**Description of the task**
Render each line of the material below as an item in a numbered list, omitting any blank lines.

═════ Extracted material

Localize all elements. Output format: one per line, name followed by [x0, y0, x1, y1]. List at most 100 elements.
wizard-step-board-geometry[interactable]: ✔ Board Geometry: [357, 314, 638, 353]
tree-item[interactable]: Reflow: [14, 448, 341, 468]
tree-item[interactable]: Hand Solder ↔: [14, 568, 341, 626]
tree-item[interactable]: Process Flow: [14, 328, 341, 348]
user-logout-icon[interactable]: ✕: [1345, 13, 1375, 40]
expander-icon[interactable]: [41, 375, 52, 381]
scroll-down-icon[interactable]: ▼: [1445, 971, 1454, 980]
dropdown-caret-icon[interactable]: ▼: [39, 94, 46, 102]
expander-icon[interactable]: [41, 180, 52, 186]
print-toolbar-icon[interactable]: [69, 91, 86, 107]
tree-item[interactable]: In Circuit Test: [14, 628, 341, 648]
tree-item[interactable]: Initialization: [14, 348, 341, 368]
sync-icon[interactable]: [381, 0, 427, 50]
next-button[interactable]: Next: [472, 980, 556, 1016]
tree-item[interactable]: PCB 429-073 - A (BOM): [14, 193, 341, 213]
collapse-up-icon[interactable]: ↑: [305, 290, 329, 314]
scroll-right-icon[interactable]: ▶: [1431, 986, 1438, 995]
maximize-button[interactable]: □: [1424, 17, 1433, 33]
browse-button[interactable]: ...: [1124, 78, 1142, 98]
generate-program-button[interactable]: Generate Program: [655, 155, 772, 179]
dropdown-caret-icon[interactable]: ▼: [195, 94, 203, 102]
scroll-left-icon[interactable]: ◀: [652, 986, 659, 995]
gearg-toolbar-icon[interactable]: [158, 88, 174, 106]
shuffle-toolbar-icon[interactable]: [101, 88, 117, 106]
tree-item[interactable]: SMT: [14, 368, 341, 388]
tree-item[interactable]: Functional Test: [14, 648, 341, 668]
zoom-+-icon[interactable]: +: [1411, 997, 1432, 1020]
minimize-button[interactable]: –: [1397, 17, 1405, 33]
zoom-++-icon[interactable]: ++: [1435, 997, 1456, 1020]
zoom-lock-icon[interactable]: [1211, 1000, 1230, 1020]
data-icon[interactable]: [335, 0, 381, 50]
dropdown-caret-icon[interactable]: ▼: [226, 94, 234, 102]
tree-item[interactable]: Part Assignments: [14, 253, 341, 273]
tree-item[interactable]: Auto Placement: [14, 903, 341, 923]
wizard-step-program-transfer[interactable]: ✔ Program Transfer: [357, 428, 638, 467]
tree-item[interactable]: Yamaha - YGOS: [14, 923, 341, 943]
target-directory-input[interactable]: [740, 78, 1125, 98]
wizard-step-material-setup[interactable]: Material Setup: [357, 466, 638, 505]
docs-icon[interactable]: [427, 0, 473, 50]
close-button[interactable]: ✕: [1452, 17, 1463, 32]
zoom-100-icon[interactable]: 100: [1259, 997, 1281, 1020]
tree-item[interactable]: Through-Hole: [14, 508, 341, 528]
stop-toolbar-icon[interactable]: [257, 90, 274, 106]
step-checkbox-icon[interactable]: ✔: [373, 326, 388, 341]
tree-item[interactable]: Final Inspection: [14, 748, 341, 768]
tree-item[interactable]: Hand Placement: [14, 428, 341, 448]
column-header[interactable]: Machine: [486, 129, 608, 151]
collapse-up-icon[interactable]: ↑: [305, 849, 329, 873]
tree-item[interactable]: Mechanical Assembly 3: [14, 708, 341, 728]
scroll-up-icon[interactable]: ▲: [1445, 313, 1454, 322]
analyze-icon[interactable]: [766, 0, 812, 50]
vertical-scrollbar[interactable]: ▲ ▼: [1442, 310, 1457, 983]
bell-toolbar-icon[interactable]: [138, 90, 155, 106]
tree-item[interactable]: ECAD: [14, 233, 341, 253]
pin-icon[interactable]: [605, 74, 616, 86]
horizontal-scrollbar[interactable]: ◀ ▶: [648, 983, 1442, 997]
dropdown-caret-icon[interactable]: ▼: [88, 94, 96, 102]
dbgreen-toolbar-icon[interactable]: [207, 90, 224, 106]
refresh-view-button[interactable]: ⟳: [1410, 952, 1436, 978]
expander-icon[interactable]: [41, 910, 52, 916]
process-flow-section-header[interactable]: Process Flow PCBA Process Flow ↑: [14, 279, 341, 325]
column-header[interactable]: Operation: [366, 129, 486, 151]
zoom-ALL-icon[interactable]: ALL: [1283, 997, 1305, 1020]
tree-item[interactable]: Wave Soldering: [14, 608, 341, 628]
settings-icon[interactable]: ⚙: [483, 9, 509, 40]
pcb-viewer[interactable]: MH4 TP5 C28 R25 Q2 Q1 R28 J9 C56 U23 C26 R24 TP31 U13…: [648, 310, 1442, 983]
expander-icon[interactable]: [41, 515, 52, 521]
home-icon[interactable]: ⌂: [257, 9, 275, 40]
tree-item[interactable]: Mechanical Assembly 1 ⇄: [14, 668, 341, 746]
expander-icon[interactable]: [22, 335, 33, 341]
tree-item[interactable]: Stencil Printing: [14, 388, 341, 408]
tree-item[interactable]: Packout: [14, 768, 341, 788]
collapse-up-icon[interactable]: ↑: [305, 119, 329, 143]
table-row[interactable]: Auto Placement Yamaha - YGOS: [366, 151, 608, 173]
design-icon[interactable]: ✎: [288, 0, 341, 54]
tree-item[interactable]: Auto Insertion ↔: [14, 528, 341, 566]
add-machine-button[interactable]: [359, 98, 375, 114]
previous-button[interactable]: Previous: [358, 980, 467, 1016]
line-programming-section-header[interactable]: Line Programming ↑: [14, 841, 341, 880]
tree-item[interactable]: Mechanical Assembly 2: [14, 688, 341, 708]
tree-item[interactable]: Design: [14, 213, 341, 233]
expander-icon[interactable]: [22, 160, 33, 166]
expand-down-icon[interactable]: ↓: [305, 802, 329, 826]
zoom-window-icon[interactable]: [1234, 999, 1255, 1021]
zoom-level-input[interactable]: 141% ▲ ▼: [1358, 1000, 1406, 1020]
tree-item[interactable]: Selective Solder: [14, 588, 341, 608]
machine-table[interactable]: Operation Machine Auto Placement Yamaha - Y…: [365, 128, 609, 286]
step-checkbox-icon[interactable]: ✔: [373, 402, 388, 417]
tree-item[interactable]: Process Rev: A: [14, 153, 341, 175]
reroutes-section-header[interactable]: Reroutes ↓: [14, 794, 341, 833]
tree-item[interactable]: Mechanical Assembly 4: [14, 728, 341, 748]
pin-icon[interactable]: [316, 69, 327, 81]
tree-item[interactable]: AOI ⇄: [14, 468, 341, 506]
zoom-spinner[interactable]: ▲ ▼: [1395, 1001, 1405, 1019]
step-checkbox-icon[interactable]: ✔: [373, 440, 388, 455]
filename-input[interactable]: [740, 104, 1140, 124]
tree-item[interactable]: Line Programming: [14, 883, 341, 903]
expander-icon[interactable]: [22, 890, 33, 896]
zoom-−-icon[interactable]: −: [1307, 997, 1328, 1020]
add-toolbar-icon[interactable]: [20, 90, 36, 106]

══════════

**Exercise output**
1. Localize all elements. Output format: one per line, name followed by [x0, y0, x1, y1]. List at most 100 elements.
2. wizard-step-board-geometry[interactable]: ✔ Board Geometry: [357, 314, 638, 353]
3. tree-item[interactable]: Reflow: [14, 448, 341, 468]
4. tree-item[interactable]: Hand Solder ↔: [14, 568, 341, 626]
5. tree-item[interactable]: Process Flow: [14, 328, 341, 348]
6. user-logout-icon[interactable]: ✕: [1345, 13, 1375, 40]
7. expander-icon[interactable]: [41, 375, 52, 381]
8. scroll-down-icon[interactable]: ▼: [1445, 971, 1454, 980]
9. dropdown-caret-icon[interactable]: ▼: [39, 94, 46, 102]
10. expander-icon[interactable]: [41, 180, 52, 186]
11. print-toolbar-icon[interactable]: [69, 91, 86, 107]
12. tree-item[interactable]: In Circuit Test: [14, 628, 341, 648]
13. tree-item[interactable]: Initialization: [14, 348, 341, 368]
14. sync-icon[interactable]: [381, 0, 427, 50]
15. next-button[interactable]: Next: [472, 980, 556, 1016]
16. tree-item[interactable]: PCB 429-073 - A (BOM): [14, 193, 341, 213]
17. collapse-up-icon[interactable]: ↑: [305, 290, 329, 314]
18. scroll-right-icon[interactable]: ▶: [1431, 986, 1438, 995]
19. maximize-button[interactable]: □: [1424, 17, 1433, 33]
20. browse-button[interactable]: ...: [1124, 78, 1142, 98]
21. generate-program-button[interactable]: Generate Program: [655, 155, 772, 179]
22. dropdown-caret-icon[interactable]: ▼: [195, 94, 203, 102]
23. scroll-left-icon[interactable]: ◀: [652, 986, 659, 995]
24. gearg-toolbar-icon[interactable]: [158, 88, 174, 106]
25. shuffle-toolbar-icon[interactable]: [101, 88, 117, 106]
26. tree-item[interactable]: SMT: [14, 368, 341, 388]
27. tree-item[interactable]: Functional Test: [14, 648, 341, 668]
28. zoom-+-icon[interactable]: +: [1411, 997, 1432, 1020]
29. minimize-button[interactable]: –: [1397, 17, 1405, 33]
30. zoom-++-icon[interactable]: ++: [1435, 997, 1456, 1020]
31. zoom-lock-icon[interactable]: [1211, 1000, 1230, 1020]
32. data-icon[interactable]: [335, 0, 381, 50]
33. dropdown-caret-icon[interactable]: ▼: [226, 94, 234, 102]
34. tree-item[interactable]: Part Assignments: [14, 253, 341, 273]
35. tree-item[interactable]: Auto Placement: [14, 903, 341, 923]
36. wizard-step-program-transfer[interactable]: ✔ Program Transfer: [357, 428, 638, 467]
37. tree-item[interactable]: Yamaha - YGOS: [14, 923, 341, 943]
38. target-directory-input[interactable]: [740, 78, 1125, 98]
39. wizard-step-material-setup[interactable]: Material Setup: [357, 466, 638, 505]
40. docs-icon[interactable]: [427, 0, 473, 50]
41. close-button[interactable]: ✕: [1452, 17, 1463, 32]
42. zoom-100-icon[interactable]: 100: [1259, 997, 1281, 1020]
43. tree-item[interactable]: Through-Hole: [14, 508, 341, 528]
44. stop-toolbar-icon[interactable]: [257, 90, 274, 106]
45. step-checkbox-icon[interactable]: ✔: [373, 326, 388, 341]
46. tree-item[interactable]: Final Inspection: [14, 748, 341, 768]
47. tree-item[interactable]: Hand Placement: [14, 428, 341, 448]
48. column-header[interactable]: Machine: [486, 129, 608, 151]
49. collapse-up-icon[interactable]: ↑: [305, 849, 329, 873]
50. tree-item[interactable]: Mechanical Assembly 3: [14, 708, 341, 728]
51. scroll-up-icon[interactable]: ▲: [1445, 313, 1454, 322]
52. analyze-icon[interactable]: [766, 0, 812, 50]
53. vertical-scrollbar[interactable]: ▲ ▼: [1442, 310, 1457, 983]
54. bell-toolbar-icon[interactable]: [138, 90, 155, 106]
55. tree-item[interactable]: ECAD: [14, 233, 341, 253]
56. pin-icon[interactable]: [605, 74, 616, 86]
57. horizontal-scrollbar[interactable]: ◀ ▶: [648, 983, 1442, 997]
58. dropdown-caret-icon[interactable]: ▼: [88, 94, 96, 102]
59. dbgreen-toolbar-icon[interactable]: [207, 90, 224, 106]
60. refresh-view-button[interactable]: ⟳: [1410, 952, 1436, 978]
61. expander-icon[interactable]: [41, 910, 52, 916]
62. process-flow-section-header[interactable]: Process Flow PCBA Process Flow ↑: [14, 279, 341, 325]
63. column-header[interactable]: Operation: [366, 129, 486, 151]
64. zoom-ALL-icon[interactable]: ALL: [1283, 997, 1305, 1020]
65. tree-item[interactable]: Wave Soldering: [14, 608, 341, 628]
66. settings-icon[interactable]: ⚙: [483, 9, 509, 40]
67. pcb-viewer[interactable]: MH4 TP5 C28 R25 Q2 Q1 R28 J9 C56 U23 C26 R24 TP31 U13…: [648, 310, 1442, 983]
68. expander-icon[interactable]: [41, 515, 52, 521]
69. home-icon[interactable]: ⌂: [257, 9, 275, 40]
70. tree-item[interactable]: Mechanical Assembly 1 ⇄: [14, 668, 341, 746]
71. expander-icon[interactable]: [22, 335, 33, 341]
72. tree-item[interactable]: Stencil Printing: [14, 388, 341, 408]
73. tree-item[interactable]: Packout: [14, 768, 341, 788]
74. collapse-up-icon[interactable]: ↑: [305, 119, 329, 143]
75. table-row[interactable]: Auto Placement Yamaha - YGOS: [366, 151, 608, 173]
76. design-icon[interactable]: ✎: [288, 0, 341, 54]
77. tree-item[interactable]: Auto Insertion ↔: [14, 528, 341, 566]
78. add-machine-button[interactable]: [359, 98, 375, 114]
79. previous-button[interactable]: Previous: [358, 980, 467, 1016]
80. line-programming-section-header[interactable]: Line Programming ↑: [14, 841, 341, 880]
81. tree-item[interactable]: Mechanical Assembly 2: [14, 688, 341, 708]
82. tree-item[interactable]: Design: [14, 213, 341, 233]
83. expander-icon[interactable]: [22, 160, 33, 166]
84. expand-down-icon[interactable]: ↓: [305, 802, 329, 826]
85. zoom-window-icon[interactable]: [1234, 999, 1255, 1021]
86. zoom-level-input[interactable]: 141% ▲ ▼: [1358, 1000, 1406, 1020]
87. tree-item[interactable]: Selective Solder: [14, 588, 341, 608]
88. machine-table[interactable]: Operation Machine Auto Placement Yamaha - Y…: [365, 128, 609, 286]
89. step-checkbox-icon[interactable]: ✔: [373, 402, 388, 417]
90. tree-item[interactable]: Process Rev: A: [14, 153, 341, 175]
91. reroutes-section-header[interactable]: Reroutes ↓: [14, 794, 341, 833]
92. tree-item[interactable]: Mechanical Assembly 4: [14, 728, 341, 748]
93. pin-icon[interactable]: [316, 69, 327, 81]
94. tree-item[interactable]: AOI ⇄: [14, 468, 341, 506]
95. zoom-spinner[interactable]: ▲ ▼: [1395, 1001, 1405, 1019]
96. step-checkbox-icon[interactable]: ✔: [373, 440, 388, 455]
97. filename-input[interactable]: [740, 104, 1140, 124]
98. tree-item[interactable]: Line Programming: [14, 883, 341, 903]
99. expander-icon[interactable]: [22, 890, 33, 896]
100. zoom-−-icon[interactable]: −: [1307, 997, 1328, 1020]
101. add-toolbar-icon[interactable]: [20, 90, 36, 106]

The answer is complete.